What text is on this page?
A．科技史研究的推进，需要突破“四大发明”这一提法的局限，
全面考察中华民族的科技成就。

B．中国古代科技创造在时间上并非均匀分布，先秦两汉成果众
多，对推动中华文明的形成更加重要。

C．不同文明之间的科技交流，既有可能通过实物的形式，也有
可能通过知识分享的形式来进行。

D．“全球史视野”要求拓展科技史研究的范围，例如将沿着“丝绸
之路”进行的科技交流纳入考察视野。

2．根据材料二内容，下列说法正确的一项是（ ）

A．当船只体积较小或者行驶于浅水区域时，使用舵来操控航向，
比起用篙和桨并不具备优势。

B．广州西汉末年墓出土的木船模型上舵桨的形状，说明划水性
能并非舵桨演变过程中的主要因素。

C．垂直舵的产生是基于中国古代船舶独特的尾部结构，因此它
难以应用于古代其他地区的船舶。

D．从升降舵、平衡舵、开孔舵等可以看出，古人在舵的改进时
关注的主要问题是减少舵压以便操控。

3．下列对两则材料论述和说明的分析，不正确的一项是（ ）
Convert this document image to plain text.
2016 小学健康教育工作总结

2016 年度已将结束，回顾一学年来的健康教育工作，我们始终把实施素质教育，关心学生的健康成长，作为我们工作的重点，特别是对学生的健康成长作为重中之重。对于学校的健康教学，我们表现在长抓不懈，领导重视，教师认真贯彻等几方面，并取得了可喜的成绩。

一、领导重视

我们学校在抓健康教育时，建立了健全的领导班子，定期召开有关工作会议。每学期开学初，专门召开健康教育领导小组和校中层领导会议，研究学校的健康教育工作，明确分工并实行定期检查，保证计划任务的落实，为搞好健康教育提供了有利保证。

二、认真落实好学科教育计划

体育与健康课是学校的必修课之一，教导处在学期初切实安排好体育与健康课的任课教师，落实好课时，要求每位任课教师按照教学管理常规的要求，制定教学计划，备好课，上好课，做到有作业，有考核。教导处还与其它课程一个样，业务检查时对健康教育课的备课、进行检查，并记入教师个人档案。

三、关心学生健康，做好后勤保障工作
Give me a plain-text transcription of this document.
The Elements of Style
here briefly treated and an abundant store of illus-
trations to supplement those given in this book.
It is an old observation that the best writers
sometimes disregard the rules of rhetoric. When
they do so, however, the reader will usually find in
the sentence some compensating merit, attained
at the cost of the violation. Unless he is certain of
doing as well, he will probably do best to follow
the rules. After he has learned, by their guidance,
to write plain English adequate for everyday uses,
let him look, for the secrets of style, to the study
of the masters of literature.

#####

_AIM_: In the entries above, find every line with the word "best" and list it.

_SOLUTION FOR THIS TASK_:
It is an old observation that the best writers
doing as well, he will probably do best to follow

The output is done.